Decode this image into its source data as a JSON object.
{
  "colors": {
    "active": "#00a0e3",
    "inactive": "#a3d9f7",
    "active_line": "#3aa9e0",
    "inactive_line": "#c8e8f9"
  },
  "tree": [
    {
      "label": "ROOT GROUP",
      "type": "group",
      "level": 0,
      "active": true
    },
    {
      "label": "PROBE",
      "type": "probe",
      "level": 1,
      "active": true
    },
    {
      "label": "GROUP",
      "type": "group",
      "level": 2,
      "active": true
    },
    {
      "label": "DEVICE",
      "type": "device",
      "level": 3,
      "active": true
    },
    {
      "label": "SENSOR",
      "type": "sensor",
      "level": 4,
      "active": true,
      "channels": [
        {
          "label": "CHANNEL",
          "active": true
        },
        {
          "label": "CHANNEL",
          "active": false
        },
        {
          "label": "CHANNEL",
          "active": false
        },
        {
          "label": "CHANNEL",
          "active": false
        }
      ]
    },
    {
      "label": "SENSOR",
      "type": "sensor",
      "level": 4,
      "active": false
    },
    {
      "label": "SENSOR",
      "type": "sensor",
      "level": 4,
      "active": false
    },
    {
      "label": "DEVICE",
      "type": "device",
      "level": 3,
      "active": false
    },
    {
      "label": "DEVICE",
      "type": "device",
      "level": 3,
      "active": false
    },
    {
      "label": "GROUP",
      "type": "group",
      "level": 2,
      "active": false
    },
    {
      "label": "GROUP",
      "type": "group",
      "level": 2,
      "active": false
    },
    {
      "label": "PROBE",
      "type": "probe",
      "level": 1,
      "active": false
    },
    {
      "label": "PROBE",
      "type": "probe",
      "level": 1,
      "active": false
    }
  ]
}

▶ _Written instruction_
Write out all records exactly, keeping every detail.

▶ _Task answer_
Decode this image into its source data as a JSON object.
{
  "colors": {
    "active": "#00a0e3",
    "inactive": "#a3d9f7",
    "active_line": "#3aa9e0",
    "inactive_line": "#c8e8f9"
  },
  "tree": [
    {
      "label": "ROOT GROUP",
      "type": "group",
      "level": 0,
      "active": true
    },
    {
      "label": "PROBE",
      "type": "probe",
      "level": 1,
      "active": true
    },
    {
      "label": "GROUP",
      "type": "group",
      "level": 2,
      "active": true
    },
    {
      "label": "DEVICE",
      "type": "device",
      "level": 3,
      "active": true
    },
    {
      "label": "SENSOR",
      "type": "sensor",
      "level": 4,
      "active": true,
      "channels": [
        {
          "label": "CHANNEL",
          "active": true
        },
        {
          "label": "CHANNEL",
          "active": false
        },
        {
          "label": "CHANNEL",
          "active": false
        },
        {
          "label": "CHANNEL",
          "active": false
        }
      ]
    },
    {
      "label": "SENSOR",
      "type": "sensor",
      "level": 4,
      "active": false
    },
    {
      "label": "SENSOR",
      "type": "sensor",
      "level": 4,
      "active": false
    },
    {
      "label": "DEVICE",
      "type": "device",
      "level": 3,
      "active": false
    },
    {
      "label": "DEVICE",
      "type": "device",
      "level": 3,
      "active": false
    },
    {
      "label": "GROUP",
      "type": "group",
      "level": 2,
      "active": false
    },
    {
      "label": "GROUP",
      "type": "group",
      "level": 2,
      "active": false
    },
    {
      "label": "PROBE",
      "type": "probe",
      "level": 1,
      "active": false
    },
    {
      "label": "PROBE",
      "type": "probe",
      "level": 1,
      "active": false
    }
  ]
}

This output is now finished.